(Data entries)
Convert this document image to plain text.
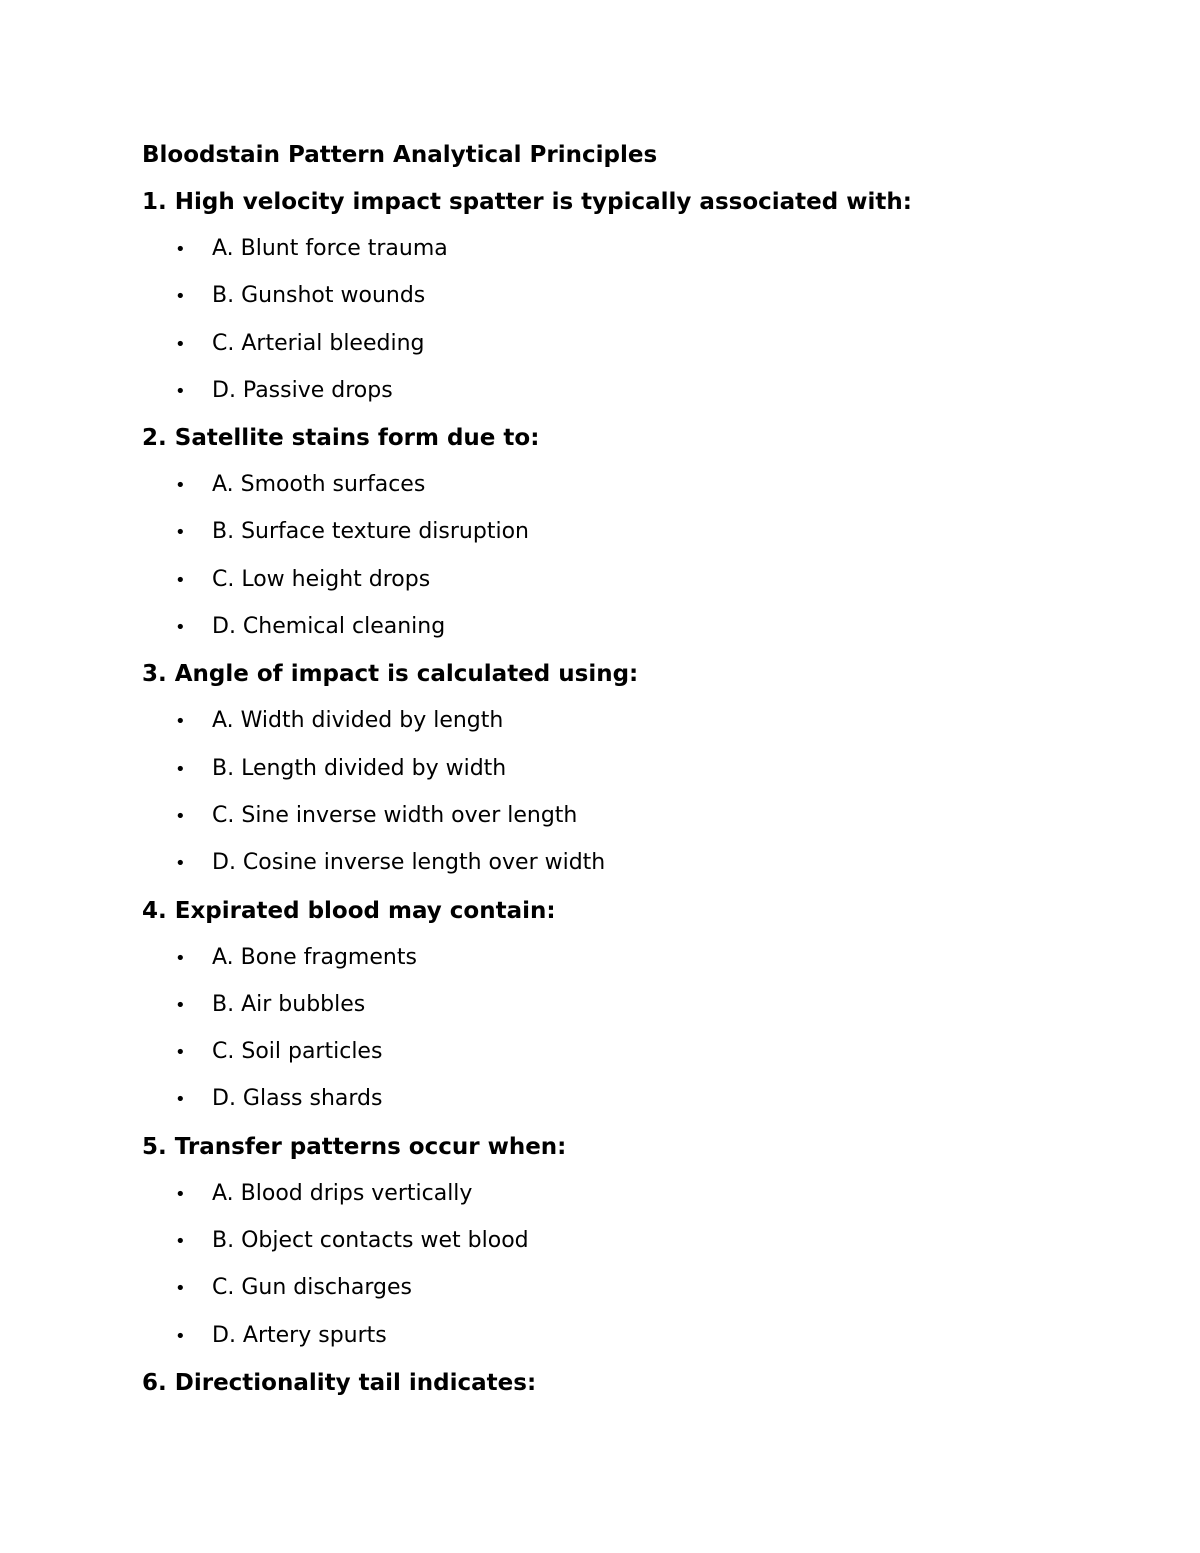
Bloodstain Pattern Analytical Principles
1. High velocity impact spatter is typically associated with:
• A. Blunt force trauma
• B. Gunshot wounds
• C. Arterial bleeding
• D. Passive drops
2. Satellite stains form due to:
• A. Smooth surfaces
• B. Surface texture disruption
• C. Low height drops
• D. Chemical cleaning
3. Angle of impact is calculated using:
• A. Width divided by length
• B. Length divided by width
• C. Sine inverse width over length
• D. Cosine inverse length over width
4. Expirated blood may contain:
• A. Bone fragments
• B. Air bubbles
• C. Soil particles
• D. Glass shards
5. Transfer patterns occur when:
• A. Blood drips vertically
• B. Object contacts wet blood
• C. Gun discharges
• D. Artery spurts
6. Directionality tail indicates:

### YOUR GOAL
Whichever lines contain the string "divided", select and copy them.

### RESULT OF THE EXERCISE
• A. Width divided by length
• B. Length divided by width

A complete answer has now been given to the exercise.